**Short exercise**.
Scan the data below for the string "sleep". Show every line where it turns up.

+ + + + + + +

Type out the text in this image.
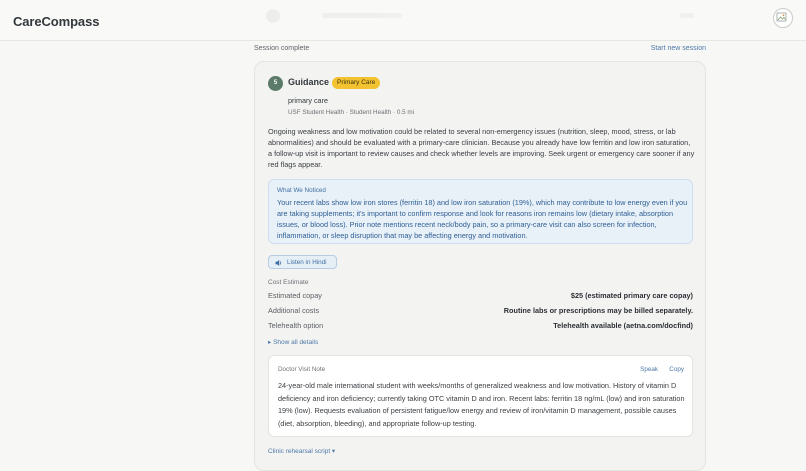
CareCompass
Session complete	Start new session
5	Guidance	Primary Care
primary care
USF Student Health · Student Health · 0.5 mi

Ongoing weakness and low motivation could be related to several non-emergency issues (nutrition, sleep, mood, stress, or lab abnormalities) and should be evaluated with a primary-care clinician. Because you already have low ferritin and low iron saturation, a follow-up visit is important to review causes and check whether levels are improving. Seek urgent or emergency care sooner if any red flags appear.

What We Noticed

Your recent labs show low iron stores (ferritin 18) and low iron saturation (19%), which may contribute to low energy even if you are taking supplements; it's important to confirm response and look for reasons iron remains low (dietary intake, absorption issues, or blood loss). Prior note mentions recent neck/body pain, so a primary-care visit can also screen for infection, inflammation, or sleep disruption that may be affecting energy and motivation.

Listen in Hindi
Cost Estimate
Estimated copay	$25 (estimated primary care copay)
Additional costs	Routine labs or prescriptions may be billed separately.
Telehealth option	Telehealth available (aetna.com/docfind)
▸ Show all details
Doctor Visit Note	Speak Copy

24-year-old male international student with weeks/months of generalized weakness and low motivation. History of vitamin D deficiency and iron deficiency; currently taking OTC vitamin D and iron. Recent labs: ferritin 18 ng/mL (low) and iron saturation 19% (low). Requests evaluation of persistent fatigue/low energy and review of iron/vitamin D management, possible causes (diet, absorption, bleeding), and appropriate follow-up testing.

Clinic rehearsal script ▾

+ + + + + + +

**Reply**.
Ongoing weakness and low motivation could be related to several non-emergency issues (nutrition, sleep, mood, stress, or lab abnormalities) and should be evaluated with a primary-care clinician. Because you already have low ferritin and low iron saturation, a follow-up visit is important to review causes and check whether levels are improving. Seek urgent or emergency care sooner if any red flags appear.
Your recent labs show low iron stores (ferritin 18) and low iron saturation (19%), which may contribute to low energy even if you are taking supplements; it's important to confirm response and look for reasons iron remains low (dietary intake, absorption issues, or blood loss). Prior note mentions recent neck/body pain, so a primary-care visit can also screen for infection, inflammation, or sleep disruption that may be affecting energy and motivation.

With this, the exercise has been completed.